_Written problem_
Check every line below for the word "guards" and copy the ones that have it.

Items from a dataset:

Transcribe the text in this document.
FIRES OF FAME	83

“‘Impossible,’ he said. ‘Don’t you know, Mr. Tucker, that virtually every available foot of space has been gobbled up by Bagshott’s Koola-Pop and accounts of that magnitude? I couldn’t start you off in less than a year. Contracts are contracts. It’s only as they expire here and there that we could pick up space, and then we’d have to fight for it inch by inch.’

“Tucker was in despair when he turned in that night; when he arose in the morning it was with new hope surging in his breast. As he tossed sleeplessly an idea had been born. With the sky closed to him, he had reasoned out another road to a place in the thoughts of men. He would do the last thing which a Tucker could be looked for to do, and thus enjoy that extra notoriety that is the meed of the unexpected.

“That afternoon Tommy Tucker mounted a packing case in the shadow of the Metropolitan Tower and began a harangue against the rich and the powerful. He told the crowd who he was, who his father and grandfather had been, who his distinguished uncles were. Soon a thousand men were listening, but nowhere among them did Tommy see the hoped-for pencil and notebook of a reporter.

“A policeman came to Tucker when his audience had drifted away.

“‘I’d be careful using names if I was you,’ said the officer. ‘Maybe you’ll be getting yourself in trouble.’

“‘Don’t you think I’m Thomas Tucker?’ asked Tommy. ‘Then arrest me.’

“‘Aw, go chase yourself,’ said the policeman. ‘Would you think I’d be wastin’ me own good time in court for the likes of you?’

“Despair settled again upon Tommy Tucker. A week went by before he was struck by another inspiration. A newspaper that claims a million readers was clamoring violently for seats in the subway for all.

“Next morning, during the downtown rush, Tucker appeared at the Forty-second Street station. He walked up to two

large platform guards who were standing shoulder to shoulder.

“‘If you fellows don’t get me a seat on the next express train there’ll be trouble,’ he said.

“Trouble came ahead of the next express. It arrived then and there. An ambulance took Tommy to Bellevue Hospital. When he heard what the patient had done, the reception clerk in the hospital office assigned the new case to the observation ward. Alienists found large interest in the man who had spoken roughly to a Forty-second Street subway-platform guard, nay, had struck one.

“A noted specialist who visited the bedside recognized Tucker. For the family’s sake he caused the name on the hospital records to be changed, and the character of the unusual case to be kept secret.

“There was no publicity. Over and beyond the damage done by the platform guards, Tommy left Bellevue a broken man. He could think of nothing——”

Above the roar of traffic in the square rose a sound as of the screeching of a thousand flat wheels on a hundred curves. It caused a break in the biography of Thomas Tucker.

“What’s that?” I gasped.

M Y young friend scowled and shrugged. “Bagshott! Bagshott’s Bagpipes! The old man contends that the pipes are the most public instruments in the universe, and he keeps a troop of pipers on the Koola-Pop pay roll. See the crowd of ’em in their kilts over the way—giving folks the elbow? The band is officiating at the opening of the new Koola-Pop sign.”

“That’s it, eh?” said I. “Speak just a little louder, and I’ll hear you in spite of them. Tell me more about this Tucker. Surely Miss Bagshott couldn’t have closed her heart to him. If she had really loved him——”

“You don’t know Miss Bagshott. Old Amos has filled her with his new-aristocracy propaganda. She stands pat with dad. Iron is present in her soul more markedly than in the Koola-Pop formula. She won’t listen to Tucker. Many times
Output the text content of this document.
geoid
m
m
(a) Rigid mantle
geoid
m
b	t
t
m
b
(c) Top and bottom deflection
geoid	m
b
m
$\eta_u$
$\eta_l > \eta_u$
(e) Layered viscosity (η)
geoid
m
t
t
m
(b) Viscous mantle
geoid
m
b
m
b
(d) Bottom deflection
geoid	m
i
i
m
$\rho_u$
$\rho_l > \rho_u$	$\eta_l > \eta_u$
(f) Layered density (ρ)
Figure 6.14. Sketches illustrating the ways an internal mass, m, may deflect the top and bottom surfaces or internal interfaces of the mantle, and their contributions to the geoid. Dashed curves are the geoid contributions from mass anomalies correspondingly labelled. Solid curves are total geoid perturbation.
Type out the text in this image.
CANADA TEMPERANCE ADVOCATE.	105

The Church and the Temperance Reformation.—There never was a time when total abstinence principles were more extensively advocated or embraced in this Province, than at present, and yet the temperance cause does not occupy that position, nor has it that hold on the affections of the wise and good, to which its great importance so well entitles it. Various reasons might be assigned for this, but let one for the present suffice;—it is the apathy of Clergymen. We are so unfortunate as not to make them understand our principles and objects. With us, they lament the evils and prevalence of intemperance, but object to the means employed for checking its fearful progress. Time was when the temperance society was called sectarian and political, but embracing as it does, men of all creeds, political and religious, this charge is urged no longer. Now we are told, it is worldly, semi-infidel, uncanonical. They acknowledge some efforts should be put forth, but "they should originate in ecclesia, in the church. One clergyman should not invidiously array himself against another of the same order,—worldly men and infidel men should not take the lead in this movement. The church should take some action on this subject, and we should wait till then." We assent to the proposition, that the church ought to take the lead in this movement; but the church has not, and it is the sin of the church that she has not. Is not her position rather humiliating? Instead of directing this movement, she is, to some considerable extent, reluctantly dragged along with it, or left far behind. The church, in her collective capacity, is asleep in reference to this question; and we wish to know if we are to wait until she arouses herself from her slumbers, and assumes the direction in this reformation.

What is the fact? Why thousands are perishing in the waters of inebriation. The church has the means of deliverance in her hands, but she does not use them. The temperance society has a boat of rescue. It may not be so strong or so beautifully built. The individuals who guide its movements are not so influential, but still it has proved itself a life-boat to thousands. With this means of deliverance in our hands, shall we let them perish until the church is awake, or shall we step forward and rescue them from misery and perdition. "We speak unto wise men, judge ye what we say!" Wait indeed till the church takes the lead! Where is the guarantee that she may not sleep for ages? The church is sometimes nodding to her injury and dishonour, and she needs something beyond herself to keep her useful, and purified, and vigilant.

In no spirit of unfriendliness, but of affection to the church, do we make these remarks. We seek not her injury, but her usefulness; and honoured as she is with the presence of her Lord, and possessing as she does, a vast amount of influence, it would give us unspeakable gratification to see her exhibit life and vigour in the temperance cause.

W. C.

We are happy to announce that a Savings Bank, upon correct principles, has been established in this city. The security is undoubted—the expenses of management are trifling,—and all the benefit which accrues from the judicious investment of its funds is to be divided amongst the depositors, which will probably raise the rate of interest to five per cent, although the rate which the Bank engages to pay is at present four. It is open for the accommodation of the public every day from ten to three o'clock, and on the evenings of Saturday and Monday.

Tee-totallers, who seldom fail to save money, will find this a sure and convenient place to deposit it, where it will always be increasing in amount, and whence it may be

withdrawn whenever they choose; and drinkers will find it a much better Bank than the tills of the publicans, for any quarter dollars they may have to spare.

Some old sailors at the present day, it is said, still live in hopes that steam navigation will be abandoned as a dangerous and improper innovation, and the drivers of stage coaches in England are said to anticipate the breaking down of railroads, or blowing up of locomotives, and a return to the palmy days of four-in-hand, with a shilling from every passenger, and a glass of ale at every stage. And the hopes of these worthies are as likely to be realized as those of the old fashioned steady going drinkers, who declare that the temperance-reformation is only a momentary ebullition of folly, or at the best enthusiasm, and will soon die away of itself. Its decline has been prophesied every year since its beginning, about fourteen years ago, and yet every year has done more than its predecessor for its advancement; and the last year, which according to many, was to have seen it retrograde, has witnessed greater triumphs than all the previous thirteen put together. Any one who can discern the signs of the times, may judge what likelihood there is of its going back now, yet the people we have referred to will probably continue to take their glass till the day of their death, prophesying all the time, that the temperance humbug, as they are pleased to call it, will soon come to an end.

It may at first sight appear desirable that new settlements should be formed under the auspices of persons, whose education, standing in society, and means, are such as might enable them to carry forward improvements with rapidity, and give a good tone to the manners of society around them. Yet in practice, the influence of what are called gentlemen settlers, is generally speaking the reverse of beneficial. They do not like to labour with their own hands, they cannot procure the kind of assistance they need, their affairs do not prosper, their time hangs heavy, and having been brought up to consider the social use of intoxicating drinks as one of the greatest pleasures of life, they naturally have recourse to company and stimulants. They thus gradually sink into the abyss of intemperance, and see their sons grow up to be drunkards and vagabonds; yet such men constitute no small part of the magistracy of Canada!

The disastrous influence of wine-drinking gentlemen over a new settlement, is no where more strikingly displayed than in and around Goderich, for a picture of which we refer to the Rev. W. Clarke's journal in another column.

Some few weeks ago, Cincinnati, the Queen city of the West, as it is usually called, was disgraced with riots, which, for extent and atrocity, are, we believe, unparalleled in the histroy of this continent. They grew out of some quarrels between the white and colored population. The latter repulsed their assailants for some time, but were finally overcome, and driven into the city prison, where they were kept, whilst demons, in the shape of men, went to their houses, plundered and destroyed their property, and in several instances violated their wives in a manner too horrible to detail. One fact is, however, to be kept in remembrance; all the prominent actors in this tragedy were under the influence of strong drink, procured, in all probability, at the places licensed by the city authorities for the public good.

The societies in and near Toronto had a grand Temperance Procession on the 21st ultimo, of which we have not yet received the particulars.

_Reply_
large platform guards who were standing shoulder to shoulder.
“There was no publicity. Over and beyond the damage done by the platform guards, Tommy left Bellevue a broken man. He could think of nothing——”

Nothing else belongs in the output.